What to produce
All of the records listed below should be retyped exactly.

════

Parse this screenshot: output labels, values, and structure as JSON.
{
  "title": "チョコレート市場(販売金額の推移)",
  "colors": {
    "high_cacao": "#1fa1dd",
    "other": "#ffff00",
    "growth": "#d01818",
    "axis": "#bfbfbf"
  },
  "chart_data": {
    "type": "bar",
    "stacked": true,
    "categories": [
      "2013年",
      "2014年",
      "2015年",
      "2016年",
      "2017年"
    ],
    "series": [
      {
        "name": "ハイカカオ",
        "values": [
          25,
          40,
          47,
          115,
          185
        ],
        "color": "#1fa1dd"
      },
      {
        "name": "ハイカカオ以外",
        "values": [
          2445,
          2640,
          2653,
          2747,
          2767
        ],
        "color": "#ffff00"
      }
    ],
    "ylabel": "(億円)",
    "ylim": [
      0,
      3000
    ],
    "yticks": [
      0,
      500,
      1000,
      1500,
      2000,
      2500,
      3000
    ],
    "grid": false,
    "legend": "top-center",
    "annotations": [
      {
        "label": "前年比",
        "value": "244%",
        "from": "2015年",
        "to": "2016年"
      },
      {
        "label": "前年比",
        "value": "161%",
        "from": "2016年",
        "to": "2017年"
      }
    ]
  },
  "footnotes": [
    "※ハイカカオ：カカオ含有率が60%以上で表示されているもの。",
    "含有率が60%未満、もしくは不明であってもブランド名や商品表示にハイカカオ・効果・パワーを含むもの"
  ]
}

════

Result of the task
Parse this screenshot: output labels, values, and structure as JSON.
{
  "title": "チョコレート市場(販売金額の推移)",
  "colors": {
    "high_cacao": "#1fa1dd",
    "other": "#ffff00",
    "growth": "#d01818",
    "axis": "#bfbfbf"
  },
  "chart_data": {
    "type": "bar",
    "stacked": true,
    "categories": [
      "2013年",
      "2014年",
      "2015年",
      "2016年",
      "2017年"
    ],
    "series": [
      {
        "name": "ハイカカオ",
        "values": [
          25,
          40,
          47,
          115,
          185
        ],
        "color": "#1fa1dd"
      },
      {
        "name": "ハイカカオ以外",
        "values": [
          2445,
          2640,
          2653,
          2747,
          2767
        ],
        "color": "#ffff00"
      }
    ],
    "ylabel": "(億円)",
    "ylim": [
      0,
      3000
    ],
    "yticks": [
      0,
      500,
      1000,
      1500,
      2000,
      2500,
      3000
    ],
    "grid": false,
    "legend": "top-center",
    "annotations": [
      {
        "label": "前年比",
        "value": "244%",
        "from": "2015年",
        "to": "2016年"
      },
      {
        "label": "前年比",
        "value": "161%",
        "from": "2016年",
        "to": "2017年"
      }
    ]
  },
  "footnotes": [
    "※ハイカカオ：カカオ含有率が60%以上で表示されているもの。",
    "含有率が60%未満、もしくは不明であってもブランド名や商品表示にハイカカオ・効果・パワーを含むもの"
  ]
}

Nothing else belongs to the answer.